— begin DATA SHOWN —
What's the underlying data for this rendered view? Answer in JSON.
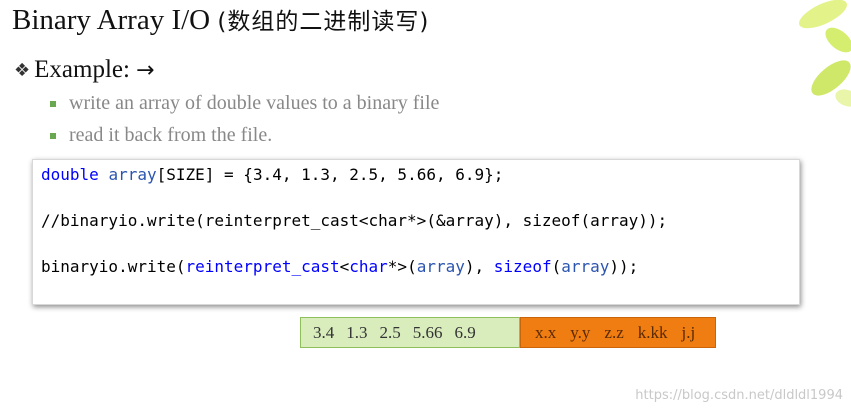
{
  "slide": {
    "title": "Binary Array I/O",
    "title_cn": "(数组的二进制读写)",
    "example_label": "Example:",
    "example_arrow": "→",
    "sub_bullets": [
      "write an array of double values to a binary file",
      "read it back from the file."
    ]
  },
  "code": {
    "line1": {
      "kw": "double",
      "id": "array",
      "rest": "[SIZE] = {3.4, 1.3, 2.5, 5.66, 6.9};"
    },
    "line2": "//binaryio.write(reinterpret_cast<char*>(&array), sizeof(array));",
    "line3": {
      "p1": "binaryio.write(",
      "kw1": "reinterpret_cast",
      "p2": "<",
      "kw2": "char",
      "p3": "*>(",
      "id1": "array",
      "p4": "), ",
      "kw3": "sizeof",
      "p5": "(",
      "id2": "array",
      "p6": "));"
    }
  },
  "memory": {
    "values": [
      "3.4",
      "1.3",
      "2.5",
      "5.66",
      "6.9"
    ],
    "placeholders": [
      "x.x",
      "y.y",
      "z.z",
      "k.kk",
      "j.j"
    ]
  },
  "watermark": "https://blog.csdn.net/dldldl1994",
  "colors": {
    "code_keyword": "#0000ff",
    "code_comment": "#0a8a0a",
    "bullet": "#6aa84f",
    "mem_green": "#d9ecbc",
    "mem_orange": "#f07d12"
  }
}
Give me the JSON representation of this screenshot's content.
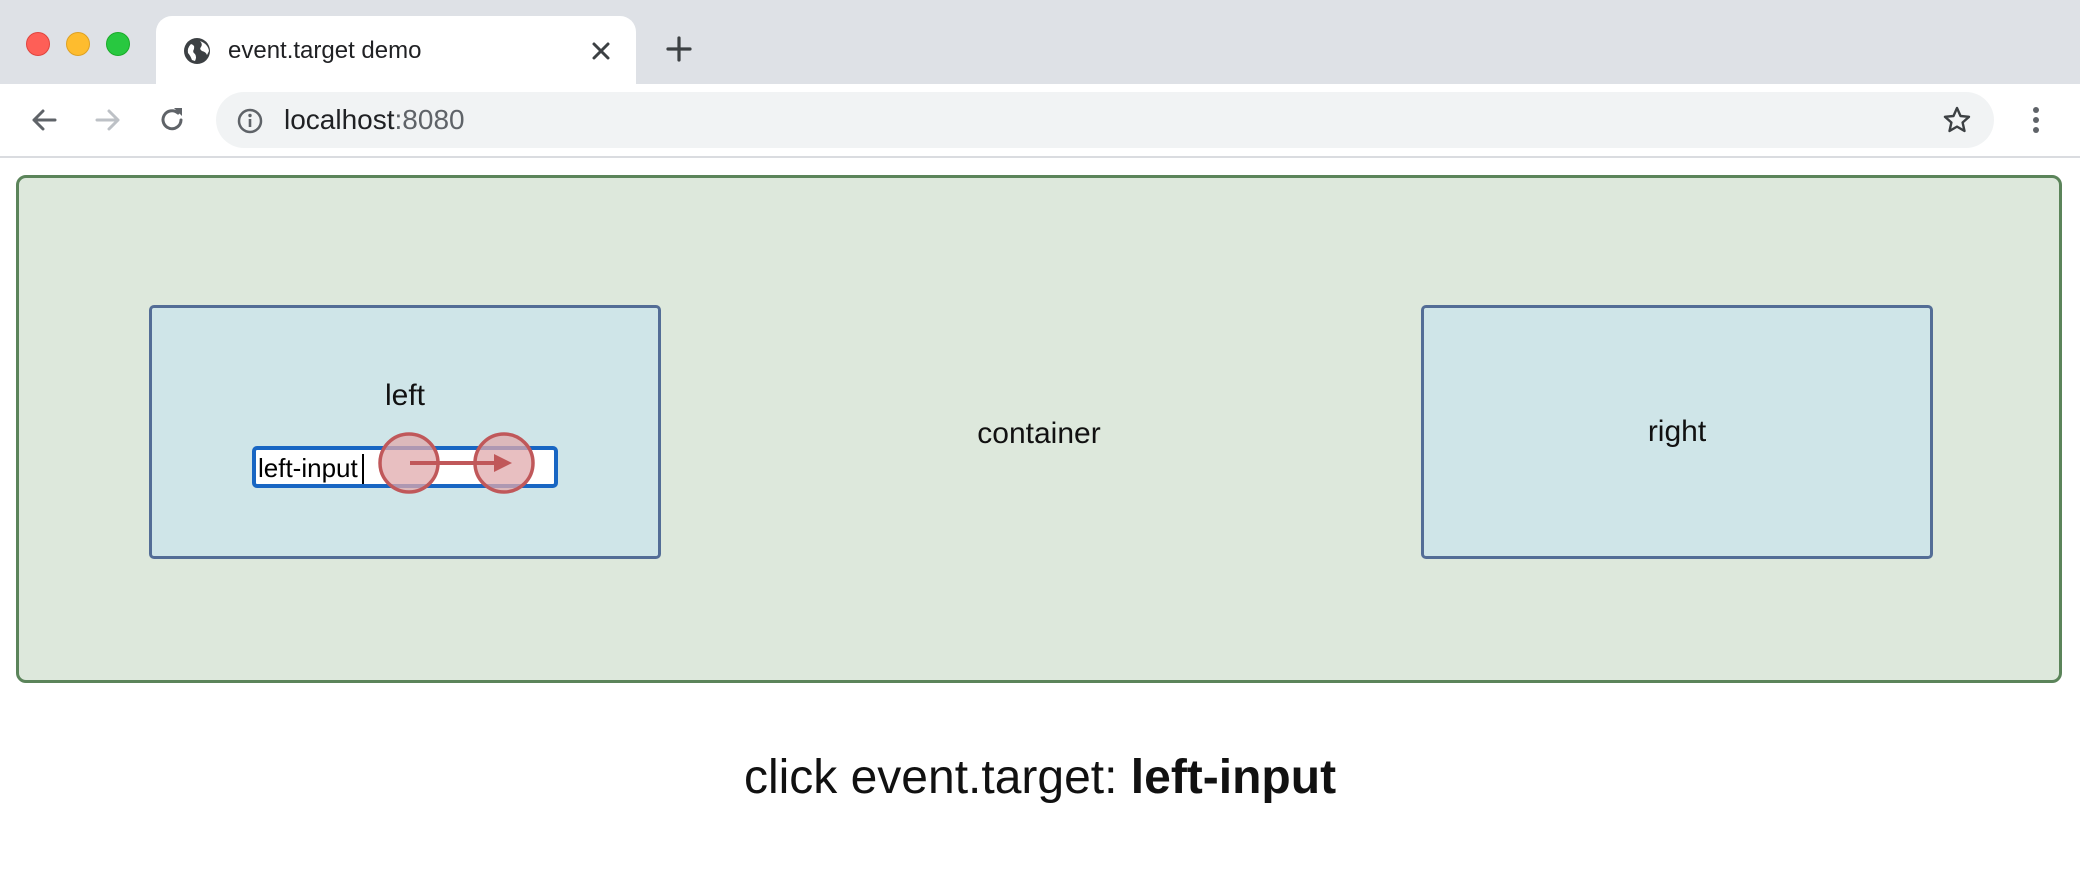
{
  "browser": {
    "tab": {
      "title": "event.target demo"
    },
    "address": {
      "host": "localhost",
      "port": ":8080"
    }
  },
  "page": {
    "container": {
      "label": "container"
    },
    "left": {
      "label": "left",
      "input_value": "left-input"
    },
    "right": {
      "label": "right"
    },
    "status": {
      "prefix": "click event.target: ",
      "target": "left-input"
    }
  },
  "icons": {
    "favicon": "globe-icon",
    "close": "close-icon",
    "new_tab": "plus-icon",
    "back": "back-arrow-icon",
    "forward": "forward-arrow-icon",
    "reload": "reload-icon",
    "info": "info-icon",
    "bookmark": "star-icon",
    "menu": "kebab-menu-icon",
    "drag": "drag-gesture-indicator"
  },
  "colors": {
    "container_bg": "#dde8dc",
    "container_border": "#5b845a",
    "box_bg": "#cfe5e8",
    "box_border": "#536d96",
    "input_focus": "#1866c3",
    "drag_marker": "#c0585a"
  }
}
— end DATA SHOWN —
DIRECTIONS: Leave out the pictures and output every record above precisely as given.

ANSWER TO THE TASK:
What's the underlying data for this rendered view? Answer in JSON.
{
  "slide": {
    "title": "Binary Array I/O",
    "title_cn": "(数组的二进制读写)",
    "example_label": "Example:",
    "example_arrow": "→",
    "sub_bullets": [
      "write an array of double values to a binary file",
      "read it back from the file."
    ]
  },
  "code": {
    "line1": {
      "kw": "double",
      "id": "array",
      "rest": "[SIZE] = {3.4, 1.3, 2.5, 5.66, 6.9};"
    },
    "line2": "//binaryio.write(reinterpret_cast<char*>(&array), sizeof(array));",
    "line3": {
      "p1": "binaryio.write(",
      "kw1": "reinterpret_cast",
      "p2": "<",
      "kw2": "char",
      "p3": "*>(",
      "id1": "array",
      "p4": "), ",
      "kw3": "sizeof",
      "p5": "(",
      "id2": "array",
      "p6": "));"
    }
  },
  "memory": {
    "values": [
      "3.4",
      "1.3",
      "2.5",
      "5.66",
      "6.9"
    ],
    "placeholders": [
      "x.x",
      "y.y",
      "z.z",
      "k.kk",
      "j.j"
    ]
  },
  "watermark": "https://blog.csdn.net/dldldl1994",
  "colors": {
    "code_keyword": "#0000ff",
    "code_comment": "#0a8a0a",
    "bullet": "#6aa84f",
    "mem_green": "#d9ecbc",
    "mem_orange": "#f07d12"
  }
}
Give me the JSON representation of this screenshot's content.
{
  "browser": {
    "tab": {
      "title": "event.target demo"
    },
    "address": {
      "host": "localhost",
      "port": ":8080"
    }
  },
  "page": {
    "container": {
      "label": "container"
    },
    "left": {
      "label": "left",
      "input_value": "left-input"
    },
    "right": {
      "label": "right"
    },
    "status": {
      "prefix": "click event.target: ",
      "target": "left-input"
    }
  },
  "icons": {
    "favicon": "globe-icon",
    "close": "close-icon",
    "new_tab": "plus-icon",
    "back": "back-arrow-icon",
    "forward": "forward-arrow-icon",
    "reload": "reload-icon",
    "info": "info-icon",
    "bookmark": "star-icon",
    "menu": "kebab-menu-icon",
    "drag": "drag-gesture-indicator"
  },
  "colors": {
    "container_bg": "#dde8dc",
    "container_border": "#5b845a",
    "box_bg": "#cfe5e8",
    "box_border": "#536d96",
    "input_focus": "#1866c3",
    "drag_marker": "#c0585a"
  }
}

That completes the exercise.